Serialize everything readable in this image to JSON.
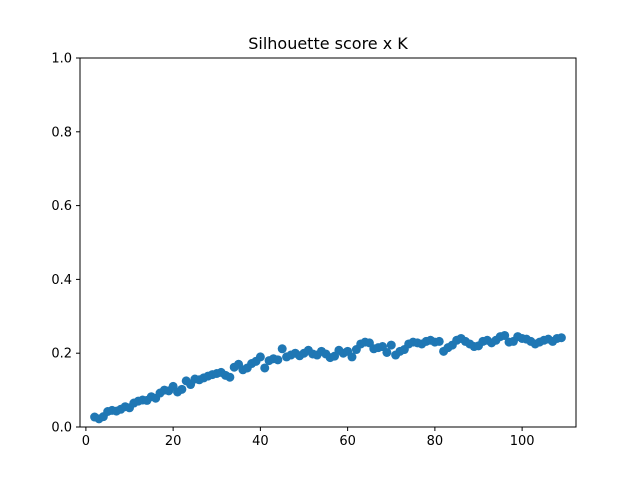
{
  "chart_data": {
    "type": "scatter",
    "title": "Silhouette score x K",
    "xlabel": "",
    "ylabel": "",
    "xlim": [
      -1.35,
      112.35
    ],
    "ylim": [
      0,
      1
    ],
    "xticks": [
      0,
      20,
      40,
      60,
      80,
      100
    ],
    "yticks": [
      0.0,
      0.2,
      0.4,
      0.6,
      0.8,
      1.0
    ],
    "grid": false,
    "marker_color": "#1f77b4",
    "x": [
      2,
      3,
      4,
      5,
      6,
      7,
      8,
      9,
      10,
      11,
      12,
      13,
      14,
      15,
      16,
      17,
      18,
      19,
      20,
      21,
      22,
      23,
      24,
      25,
      26,
      27,
      28,
      29,
      30,
      31,
      32,
      33,
      34,
      35,
      36,
      37,
      38,
      39,
      40,
      41,
      42,
      43,
      44,
      45,
      46,
      47,
      48,
      49,
      50,
      51,
      52,
      53,
      54,
      55,
      56,
      57,
      58,
      59,
      60,
      61,
      62,
      63,
      64,
      65,
      66,
      67,
      68,
      69,
      70,
      71,
      72,
      73,
      74,
      75,
      76,
      77,
      78,
      79,
      80,
      81,
      82,
      83,
      84,
      85,
      86,
      87,
      88,
      89,
      90,
      91,
      92,
      93,
      94,
      95,
      96,
      97,
      98,
      99,
      100,
      101,
      102,
      103,
      104,
      105,
      106,
      107,
      108,
      109
    ],
    "y": [
      0.027,
      0.022,
      0.028,
      0.042,
      0.045,
      0.043,
      0.048,
      0.055,
      0.052,
      0.065,
      0.07,
      0.073,
      0.072,
      0.082,
      0.078,
      0.092,
      0.1,
      0.098,
      0.11,
      0.095,
      0.102,
      0.125,
      0.115,
      0.13,
      0.128,
      0.133,
      0.138,
      0.142,
      0.145,
      0.148,
      0.14,
      0.135,
      0.162,
      0.17,
      0.155,
      0.16,
      0.172,
      0.178,
      0.19,
      0.16,
      0.18,
      0.185,
      0.182,
      0.212,
      0.19,
      0.195,
      0.2,
      0.193,
      0.2,
      0.208,
      0.198,
      0.195,
      0.205,
      0.198,
      0.188,
      0.192,
      0.208,
      0.2,
      0.205,
      0.19,
      0.21,
      0.225,
      0.23,
      0.228,
      0.212,
      0.215,
      0.218,
      0.202,
      0.222,
      0.195,
      0.205,
      0.21,
      0.225,
      0.23,
      0.228,
      0.225,
      0.232,
      0.235,
      0.23,
      0.232,
      0.205,
      0.215,
      0.222,
      0.235,
      0.24,
      0.232,
      0.225,
      0.218,
      0.22,
      0.232,
      0.235,
      0.228,
      0.235,
      0.245,
      0.248,
      0.23,
      0.232,
      0.245,
      0.24,
      0.238,
      0.232,
      0.225,
      0.23,
      0.235,
      0.238,
      0.232,
      0.24,
      0.242
    ]
  }
}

* **Task instructions**
Repeat the material above verbatim, with no pictures in the output.

* **Response for this exercise**
Serialize everything readable in this image to JSON.
{
  "chart_data": {
    "type": "scatter",
    "title": "Silhouette score x K",
    "xlabel": "",
    "ylabel": "",
    "xlim": [
      -1.35,
      112.35
    ],
    "ylim": [
      0,
      1
    ],
    "xticks": [
      0,
      20,
      40,
      60,
      80,
      100
    ],
    "yticks": [
      0.0,
      0.2,
      0.4,
      0.6,
      0.8,
      1.0
    ],
    "grid": false,
    "marker_color": "#1f77b4",
    "x": [
      2,
      3,
      4,
      5,
      6,
      7,
      8,
      9,
      10,
      11,
      12,
      13,
      14,
      15,
      16,
      17,
      18,
      19,
      20,
      21,
      22,
      23,
      24,
      25,
      26,
      27,
      28,
      29,
      30,
      31,
      32,
      33,
      34,
      35,
      36,
      37,
      38,
      39,
      40,
      41,
      42,
      43,
      44,
      45,
      46,
      47,
      48,
      49,
      50,
      51,
      52,
      53,
      54,
      55,
      56,
      57,
      58,
      59,
      60,
      61,
      62,
      63,
      64,
      65,
      66,
      67,
      68,
      69,
      70,
      71,
      72,
      73,
      74,
      75,
      76,
      77,
      78,
      79,
      80,
      81,
      82,
      83,
      84,
      85,
      86,
      87,
      88,
      89,
      90,
      91,
      92,
      93,
      94,
      95,
      96,
      97,
      98,
      99,
      100,
      101,
      102,
      103,
      104,
      105,
      106,
      107,
      108,
      109
    ],
    "y": [
      0.027,
      0.022,
      0.028,
      0.042,
      0.045,
      0.043,
      0.048,
      0.055,
      0.052,
      0.065,
      0.07,
      0.073,
      0.072,
      0.082,
      0.078,
      0.092,
      0.1,
      0.098,
      0.11,
      0.095,
      0.102,
      0.125,
      0.115,
      0.13,
      0.128,
      0.133,
      0.138,
      0.142,
      0.145,
      0.148,
      0.14,
      0.135,
      0.162,
      0.17,
      0.155,
      0.16,
      0.172,
      0.178,
      0.19,
      0.16,
      0.18,
      0.185,
      0.182,
      0.212,
      0.19,
      0.195,
      0.2,
      0.193,
      0.2,
      0.208,
      0.198,
      0.195,
      0.205,
      0.198,
      0.188,
      0.192,
      0.208,
      0.2,
      0.205,
      0.19,
      0.21,
      0.225,
      0.23,
      0.228,
      0.212,
      0.215,
      0.218,
      0.202,
      0.222,
      0.195,
      0.205,
      0.21,
      0.225,
      0.23,
      0.228,
      0.225,
      0.232,
      0.235,
      0.23,
      0.232,
      0.205,
      0.215,
      0.222,
      0.235,
      0.24,
      0.232,
      0.225,
      0.218,
      0.22,
      0.232,
      0.235,
      0.228,
      0.235,
      0.245,
      0.248,
      0.23,
      0.232,
      0.245,
      0.24,
      0.238,
      0.232,
      0.225,
      0.23,
      0.235,
      0.238,
      0.232,
      0.24,
      0.242
    ]
  }
}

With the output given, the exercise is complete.